练习输入:
#####

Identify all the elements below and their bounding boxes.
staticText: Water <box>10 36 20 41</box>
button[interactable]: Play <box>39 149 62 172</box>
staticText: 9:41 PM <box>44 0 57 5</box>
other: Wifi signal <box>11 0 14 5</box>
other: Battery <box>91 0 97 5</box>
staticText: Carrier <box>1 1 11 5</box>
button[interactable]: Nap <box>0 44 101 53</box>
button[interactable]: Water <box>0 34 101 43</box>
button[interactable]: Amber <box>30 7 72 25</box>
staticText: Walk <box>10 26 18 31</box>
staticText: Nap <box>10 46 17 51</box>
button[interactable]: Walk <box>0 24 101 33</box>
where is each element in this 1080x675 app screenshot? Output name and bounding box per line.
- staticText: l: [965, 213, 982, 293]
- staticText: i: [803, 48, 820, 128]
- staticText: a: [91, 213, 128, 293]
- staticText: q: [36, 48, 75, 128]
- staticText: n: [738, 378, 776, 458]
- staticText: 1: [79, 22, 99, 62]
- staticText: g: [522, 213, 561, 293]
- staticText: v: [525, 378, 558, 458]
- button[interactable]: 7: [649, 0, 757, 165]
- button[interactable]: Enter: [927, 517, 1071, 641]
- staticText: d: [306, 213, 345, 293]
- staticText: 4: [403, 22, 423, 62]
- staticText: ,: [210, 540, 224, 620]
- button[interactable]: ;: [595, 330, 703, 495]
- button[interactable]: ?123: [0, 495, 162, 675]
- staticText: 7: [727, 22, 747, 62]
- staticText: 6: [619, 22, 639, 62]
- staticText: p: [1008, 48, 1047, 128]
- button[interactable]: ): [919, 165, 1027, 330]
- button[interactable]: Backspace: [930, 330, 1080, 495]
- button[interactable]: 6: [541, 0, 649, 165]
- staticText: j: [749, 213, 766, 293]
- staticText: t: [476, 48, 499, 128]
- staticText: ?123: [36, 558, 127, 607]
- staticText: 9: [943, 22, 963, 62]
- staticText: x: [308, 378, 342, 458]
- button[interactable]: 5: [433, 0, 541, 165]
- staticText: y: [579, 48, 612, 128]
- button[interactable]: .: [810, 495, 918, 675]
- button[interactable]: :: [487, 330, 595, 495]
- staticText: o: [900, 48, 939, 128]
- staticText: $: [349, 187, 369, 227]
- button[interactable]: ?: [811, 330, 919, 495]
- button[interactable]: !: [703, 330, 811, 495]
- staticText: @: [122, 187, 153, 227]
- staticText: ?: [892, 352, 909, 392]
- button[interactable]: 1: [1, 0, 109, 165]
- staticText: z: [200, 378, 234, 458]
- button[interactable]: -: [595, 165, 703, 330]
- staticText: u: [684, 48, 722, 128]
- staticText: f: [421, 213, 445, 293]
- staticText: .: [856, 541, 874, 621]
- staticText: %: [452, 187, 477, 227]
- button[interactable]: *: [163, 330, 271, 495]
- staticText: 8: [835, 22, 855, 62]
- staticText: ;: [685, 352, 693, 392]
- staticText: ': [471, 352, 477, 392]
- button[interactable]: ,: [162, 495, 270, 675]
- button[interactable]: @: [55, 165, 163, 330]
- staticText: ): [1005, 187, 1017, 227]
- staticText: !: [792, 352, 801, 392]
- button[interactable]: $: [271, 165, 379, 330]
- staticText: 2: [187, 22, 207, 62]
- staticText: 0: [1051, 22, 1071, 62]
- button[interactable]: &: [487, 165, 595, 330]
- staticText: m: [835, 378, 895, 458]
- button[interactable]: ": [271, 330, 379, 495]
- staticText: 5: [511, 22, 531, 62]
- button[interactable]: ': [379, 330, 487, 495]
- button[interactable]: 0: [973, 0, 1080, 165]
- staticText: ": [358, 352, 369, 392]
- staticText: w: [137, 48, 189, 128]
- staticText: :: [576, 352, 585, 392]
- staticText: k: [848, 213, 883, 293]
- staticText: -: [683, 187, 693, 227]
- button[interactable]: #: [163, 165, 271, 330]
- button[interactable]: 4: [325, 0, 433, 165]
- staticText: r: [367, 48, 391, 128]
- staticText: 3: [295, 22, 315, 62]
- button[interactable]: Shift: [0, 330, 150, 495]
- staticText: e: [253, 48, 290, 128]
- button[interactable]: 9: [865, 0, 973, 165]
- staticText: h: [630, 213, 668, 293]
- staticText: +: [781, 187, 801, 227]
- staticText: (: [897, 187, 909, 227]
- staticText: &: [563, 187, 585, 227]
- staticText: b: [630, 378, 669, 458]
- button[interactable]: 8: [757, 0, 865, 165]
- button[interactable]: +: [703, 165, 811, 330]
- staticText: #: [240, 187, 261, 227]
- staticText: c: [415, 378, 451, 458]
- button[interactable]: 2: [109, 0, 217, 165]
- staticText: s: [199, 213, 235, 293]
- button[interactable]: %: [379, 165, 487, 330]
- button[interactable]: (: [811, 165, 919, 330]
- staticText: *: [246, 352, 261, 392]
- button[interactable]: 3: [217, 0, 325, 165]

#####

任务要求: 请将上述各行逐字照录，不得增删或改动任何内容。

书面解答:
Identify all the elements below and their bounding boxes.
staticText: Water <box>10 36 20 41</box>
button[interactable]: Play <box>39 149 62 172</box>
staticText: 9:41 PM <box>44 0 57 5</box>
other: Wifi signal <box>11 0 14 5</box>
other: Battery <box>91 0 97 5</box>
staticText: Carrier <box>1 1 11 5</box>
button[interactable]: Nap <box>0 44 101 53</box>
button[interactable]: Water <box>0 34 101 43</box>
button[interactable]: Amber <box>30 7 72 25</box>
staticText: Walk <box>10 26 18 31</box>
staticText: Nap <box>10 46 17 51</box>
button[interactable]: Walk <box>0 24 101 33</box>
where is each element in this 1080x675 app screenshot? Output name and bounding box per line.
- staticText: l: [965, 213, 982, 293]
- staticText: i: [803, 48, 820, 128]
- staticText: a: [91, 213, 128, 293]
- staticText: q: [36, 48, 75, 128]
- staticText: n: [738, 378, 776, 458]
- staticText: 1: [79, 22, 99, 62]
- staticText: g: [522, 213, 561, 293]
- staticText: v: [525, 378, 558, 458]
- button[interactable]: 7: [649, 0, 757, 165]
- button[interactable]: Enter: [927, 517, 1071, 641]
- staticText: d: [306, 213, 345, 293]
- staticText: 4: [403, 22, 423, 62]
- staticText: ,: [210, 540, 224, 620]
- button[interactable]: ;: [595, 330, 703, 495]
- button[interactable]: ?123: [0, 495, 162, 675]
- staticText: 7: [727, 22, 747, 62]
- staticText: 6: [619, 22, 639, 62]
- staticText: p: [1008, 48, 1047, 128]
- button[interactable]: ): [919, 165, 1027, 330]
- button[interactable]: Backspace: [930, 330, 1080, 495]
- button[interactable]: 6: [541, 0, 649, 165]
- staticText: j: [749, 213, 766, 293]
- staticText: t: [476, 48, 499, 128]
- staticText: ?123: [36, 558, 127, 607]
- staticText: 9: [943, 22, 963, 62]
- staticText: x: [308, 378, 342, 458]
- button[interactable]: 5: [433, 0, 541, 165]
- staticText: y: [579, 48, 612, 128]
- button[interactable]: .: [810, 495, 918, 675]
- button[interactable]: :: [487, 330, 595, 495]
- staticText: o: [900, 48, 939, 128]
- staticText: $: [349, 187, 369, 227]
- button[interactable]: ?: [811, 330, 919, 495]
- button[interactable]: !: [703, 330, 811, 495]
- staticText: @: [122, 187, 153, 227]
- staticText: ?: [892, 352, 909, 392]
- button[interactable]: 1: [1, 0, 109, 165]
- staticText: z: [200, 378, 234, 458]
- button[interactable]: -: [595, 165, 703, 330]
- staticText: u: [684, 48, 722, 128]
- staticText: f: [421, 213, 445, 293]
- staticText: .: [856, 541, 874, 621]
- staticText: %: [452, 187, 477, 227]
- button[interactable]: *: [163, 330, 271, 495]
- staticText: 8: [835, 22, 855, 62]
- staticText: ;: [685, 352, 693, 392]
- staticText: ': [471, 352, 477, 392]
- button[interactable]: ,: [162, 495, 270, 675]
- button[interactable]: @: [55, 165, 163, 330]
- staticText: ): [1005, 187, 1017, 227]
- staticText: !: [792, 352, 801, 392]
- button[interactable]: $: [271, 165, 379, 330]
- staticText: 2: [187, 22, 207, 62]
- staticText: 0: [1051, 22, 1071, 62]
- button[interactable]: &: [487, 165, 595, 330]
- staticText: m: [835, 378, 895, 458]
- button[interactable]: ": [271, 330, 379, 495]
- staticText: 5: [511, 22, 531, 62]
- button[interactable]: ': [379, 330, 487, 495]
- button[interactable]: 0: [973, 0, 1080, 165]
- staticText: ": [358, 352, 369, 392]
- staticText: w: [137, 48, 189, 128]
- staticText: :: [576, 352, 585, 392]
- staticText: k: [848, 213, 883, 293]
- staticText: -: [683, 187, 693, 227]
- button[interactable]: #: [163, 165, 271, 330]
- button[interactable]: 4: [325, 0, 433, 165]
- staticText: r: [367, 48, 391, 128]
- staticText: 3: [295, 22, 315, 62]
- button[interactable]: Shift: [0, 330, 150, 495]
- staticText: e: [253, 48, 290, 128]
- button[interactable]: 9: [865, 0, 973, 165]
- staticText: h: [630, 213, 668, 293]
- staticText: +: [781, 187, 801, 227]
- staticText: (: [897, 187, 909, 227]
- staticText: &: [563, 187, 585, 227]
- staticText: b: [630, 378, 669, 458]
- button[interactable]: 8: [757, 0, 865, 165]
- button[interactable]: +: [703, 165, 811, 330]
- staticText: #: [240, 187, 261, 227]
- staticText: c: [415, 378, 451, 458]
- button[interactable]: 2: [109, 0, 217, 165]
- staticText: s: [199, 213, 235, 293]
- button[interactable]: %: [379, 165, 487, 330]
- button[interactable]: (: [811, 165, 919, 330]
- staticText: *: [246, 352, 261, 392]
- button[interactable]: 3: [217, 0, 325, 165]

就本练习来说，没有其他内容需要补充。